▶ [Work instructions]
Could you write out every entry exactly as it stands?

▶ [Given data]
## Begin

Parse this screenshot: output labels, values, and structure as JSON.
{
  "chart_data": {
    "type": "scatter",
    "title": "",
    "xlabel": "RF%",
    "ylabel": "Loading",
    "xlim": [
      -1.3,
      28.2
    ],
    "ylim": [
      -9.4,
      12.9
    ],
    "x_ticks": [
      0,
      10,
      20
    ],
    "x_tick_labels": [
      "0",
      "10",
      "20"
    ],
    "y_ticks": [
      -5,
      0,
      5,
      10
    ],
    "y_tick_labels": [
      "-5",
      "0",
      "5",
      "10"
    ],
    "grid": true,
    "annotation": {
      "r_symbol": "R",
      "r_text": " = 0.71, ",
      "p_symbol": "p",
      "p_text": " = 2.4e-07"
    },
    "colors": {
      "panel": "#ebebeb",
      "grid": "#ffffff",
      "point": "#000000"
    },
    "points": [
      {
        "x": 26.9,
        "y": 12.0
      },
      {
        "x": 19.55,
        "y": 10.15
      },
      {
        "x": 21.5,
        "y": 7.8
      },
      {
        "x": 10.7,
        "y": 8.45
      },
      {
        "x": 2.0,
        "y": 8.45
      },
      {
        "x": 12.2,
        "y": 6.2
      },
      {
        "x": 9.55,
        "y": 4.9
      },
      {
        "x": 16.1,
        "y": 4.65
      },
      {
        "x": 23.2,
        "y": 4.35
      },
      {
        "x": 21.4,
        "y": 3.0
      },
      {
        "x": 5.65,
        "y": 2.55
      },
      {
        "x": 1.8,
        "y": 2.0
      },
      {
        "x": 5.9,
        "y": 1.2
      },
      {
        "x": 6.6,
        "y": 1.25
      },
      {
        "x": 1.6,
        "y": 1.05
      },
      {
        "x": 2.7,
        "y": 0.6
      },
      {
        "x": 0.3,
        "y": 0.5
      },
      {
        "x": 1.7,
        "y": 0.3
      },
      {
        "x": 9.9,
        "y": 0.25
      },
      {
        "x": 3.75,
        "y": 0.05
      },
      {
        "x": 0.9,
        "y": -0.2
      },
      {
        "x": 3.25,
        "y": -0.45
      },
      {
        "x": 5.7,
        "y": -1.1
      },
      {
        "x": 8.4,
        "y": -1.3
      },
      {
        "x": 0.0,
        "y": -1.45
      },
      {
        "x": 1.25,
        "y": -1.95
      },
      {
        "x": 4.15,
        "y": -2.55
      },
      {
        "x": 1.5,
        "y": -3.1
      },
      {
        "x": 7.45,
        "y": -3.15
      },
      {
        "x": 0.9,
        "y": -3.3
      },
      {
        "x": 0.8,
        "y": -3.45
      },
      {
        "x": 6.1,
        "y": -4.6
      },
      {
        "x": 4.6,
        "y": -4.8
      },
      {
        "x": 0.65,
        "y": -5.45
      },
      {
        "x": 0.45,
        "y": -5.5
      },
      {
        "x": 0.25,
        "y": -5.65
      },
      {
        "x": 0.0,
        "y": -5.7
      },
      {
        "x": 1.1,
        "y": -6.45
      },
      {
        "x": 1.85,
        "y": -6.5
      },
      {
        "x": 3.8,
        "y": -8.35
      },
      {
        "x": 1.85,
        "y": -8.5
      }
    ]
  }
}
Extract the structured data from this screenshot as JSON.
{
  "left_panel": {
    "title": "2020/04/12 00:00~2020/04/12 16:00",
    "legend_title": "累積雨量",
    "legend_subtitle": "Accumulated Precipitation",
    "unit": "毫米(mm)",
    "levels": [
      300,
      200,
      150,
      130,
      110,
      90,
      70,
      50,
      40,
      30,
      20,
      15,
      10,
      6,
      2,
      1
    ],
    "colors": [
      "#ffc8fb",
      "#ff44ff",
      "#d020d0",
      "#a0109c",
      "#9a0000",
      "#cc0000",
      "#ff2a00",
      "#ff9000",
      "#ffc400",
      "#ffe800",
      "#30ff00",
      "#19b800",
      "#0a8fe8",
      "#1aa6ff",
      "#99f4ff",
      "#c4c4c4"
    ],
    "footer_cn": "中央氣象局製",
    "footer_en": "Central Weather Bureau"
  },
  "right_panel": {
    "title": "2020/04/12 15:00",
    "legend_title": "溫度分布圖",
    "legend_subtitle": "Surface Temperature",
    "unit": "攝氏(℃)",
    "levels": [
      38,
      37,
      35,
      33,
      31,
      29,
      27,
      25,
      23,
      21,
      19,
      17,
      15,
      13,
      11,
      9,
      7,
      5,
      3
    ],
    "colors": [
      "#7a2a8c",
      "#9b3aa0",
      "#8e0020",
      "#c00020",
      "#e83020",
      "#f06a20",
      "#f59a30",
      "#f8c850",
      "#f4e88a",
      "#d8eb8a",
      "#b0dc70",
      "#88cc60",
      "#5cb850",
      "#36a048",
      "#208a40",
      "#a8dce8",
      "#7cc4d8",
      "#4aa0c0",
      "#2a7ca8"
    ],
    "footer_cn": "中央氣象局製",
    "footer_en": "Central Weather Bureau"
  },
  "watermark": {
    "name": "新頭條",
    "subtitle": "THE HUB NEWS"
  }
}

## End

▶ [Result]
Parse this screenshot: output labels, values, and structure as JSON.
{
  "chart_data": {
    "type": "scatter",
    "title": "",
    "xlabel": "RF%",
    "ylabel": "Loading",
    "xlim": [
      -1.3,
      28.2
    ],
    "ylim": [
      -9.4,
      12.9
    ],
    "x_ticks": [
      0,
      10,
      20
    ],
    "x_tick_labels": [
      "0",
      "10",
      "20"
    ],
    "y_ticks": [
      -5,
      0,
      5,
      10
    ],
    "y_tick_labels": [
      "-5",
      "0",
      "5",
      "10"
    ],
    "grid": true,
    "annotation": {
      "r_symbol": "R",
      "r_text": " = 0.71, ",
      "p_symbol": "p",
      "p_text": " = 2.4e-07"
    },
    "colors": {
      "panel": "#ebebeb",
      "grid": "#ffffff",
      "point": "#000000"
    },
    "points": [
      {
        "x": 26.9,
        "y": 12.0
      },
      {
        "x": 19.55,
        "y": 10.15
      },
      {
        "x": 21.5,
        "y": 7.8
      },
      {
        "x": 10.7,
        "y": 8.45
      },
      {
        "x": 2.0,
        "y": 8.45
      },
      {
        "x": 12.2,
        "y": 6.2
      },
      {
        "x": 9.55,
        "y": 4.9
      },
      {
        "x": 16.1,
        "y": 4.65
      },
      {
        "x": 23.2,
        "y": 4.35
      },
      {
        "x": 21.4,
        "y": 3.0
      },
      {
        "x": 5.65,
        "y": 2.55
      },
      {
        "x": 1.8,
        "y": 2.0
      },
      {
        "x": 5.9,
        "y": 1.2
      },
      {
        "x": 6.6,
        "y": 1.25
      },
      {
        "x": 1.6,
        "y": 1.05
      },
      {
        "x": 2.7,
        "y": 0.6
      },
      {
        "x": 0.3,
        "y": 0.5
      },
      {
        "x": 1.7,
        "y": 0.3
      },
      {
        "x": 9.9,
        "y": 0.25
      },
      {
        "x": 3.75,
        "y": 0.05
      },
      {
        "x": 0.9,
        "y": -0.2
      },
      {
        "x": 3.25,
        "y": -0.45
      },
      {
        "x": 5.7,
        "y": -1.1
      },
      {
        "x": 8.4,
        "y": -1.3
      },
      {
        "x": 0.0,
        "y": -1.45
      },
      {
        "x": 1.25,
        "y": -1.95
      },
      {
        "x": 4.15,
        "y": -2.55
      },
      {
        "x": 1.5,
        "y": -3.1
      },
      {
        "x": 7.45,
        "y": -3.15
      },
      {
        "x": 0.9,
        "y": -3.3
      },
      {
        "x": 0.8,
        "y": -3.45
      },
      {
        "x": 6.1,
        "y": -4.6
      },
      {
        "x": 4.6,
        "y": -4.8
      },
      {
        "x": 0.65,
        "y": -5.45
      },
      {
        "x": 0.45,
        "y": -5.5
      },
      {
        "x": 0.25,
        "y": -5.65
      },
      {
        "x": 0.0,
        "y": -5.7
      },
      {
        "x": 1.1,
        "y": -6.45
      },
      {
        "x": 1.85,
        "y": -6.5
      },
      {
        "x": 3.8,
        "y": -8.35
      },
      {
        "x": 1.85,
        "y": -8.5
      }
    ]
  }
}
Extract the structured data from this screenshot as JSON.
{
  "left_panel": {
    "title": "2020/04/12 00:00~2020/04/12 16:00",
    "legend_title": "累積雨量",
    "legend_subtitle": "Accumulated Precipitation",
    "unit": "毫米(mm)",
    "levels": [
      300,
      200,
      150,
      130,
      110,
      90,
      70,
      50,
      40,
      30,
      20,
      15,
      10,
      6,
      2,
      1
    ],
    "colors": [
      "#ffc8fb",
      "#ff44ff",
      "#d020d0",
      "#a0109c",
      "#9a0000",
      "#cc0000",
      "#ff2a00",
      "#ff9000",
      "#ffc400",
      "#ffe800",
      "#30ff00",
      "#19b800",
      "#0a8fe8",
      "#1aa6ff",
      "#99f4ff",
      "#c4c4c4"
    ],
    "footer_cn": "中央氣象局製",
    "footer_en": "Central Weather Bureau"
  },
  "right_panel": {
    "title": "2020/04/12 15:00",
    "legend_title": "溫度分布圖",
    "legend_subtitle": "Surface Temperature",
    "unit": "攝氏(℃)",
    "levels": [
      38,
      37,
      35,
      33,
      31,
      29,
      27,
      25,
      23,
      21,
      19,
      17,
      15,
      13,
      11,
      9,
      7,
      5,
      3
    ],
    "colors": [
      "#7a2a8c",
      "#9b3aa0",
      "#8e0020",
      "#c00020",
      "#e83020",
      "#f06a20",
      "#f59a30",
      "#f8c850",
      "#f4e88a",
      "#d8eb8a",
      "#b0dc70",
      "#88cc60",
      "#5cb850",
      "#36a048",
      "#208a40",
      "#a8dce8",
      "#7cc4d8",
      "#4aa0c0",
      "#2a7ca8"
    ],
    "footer_cn": "中央氣象局製",
    "footer_en": "Central Weather Bureau"
  },
  "watermark": {
    "name": "新頭條",
    "subtitle": "THE HUB NEWS"
  }
}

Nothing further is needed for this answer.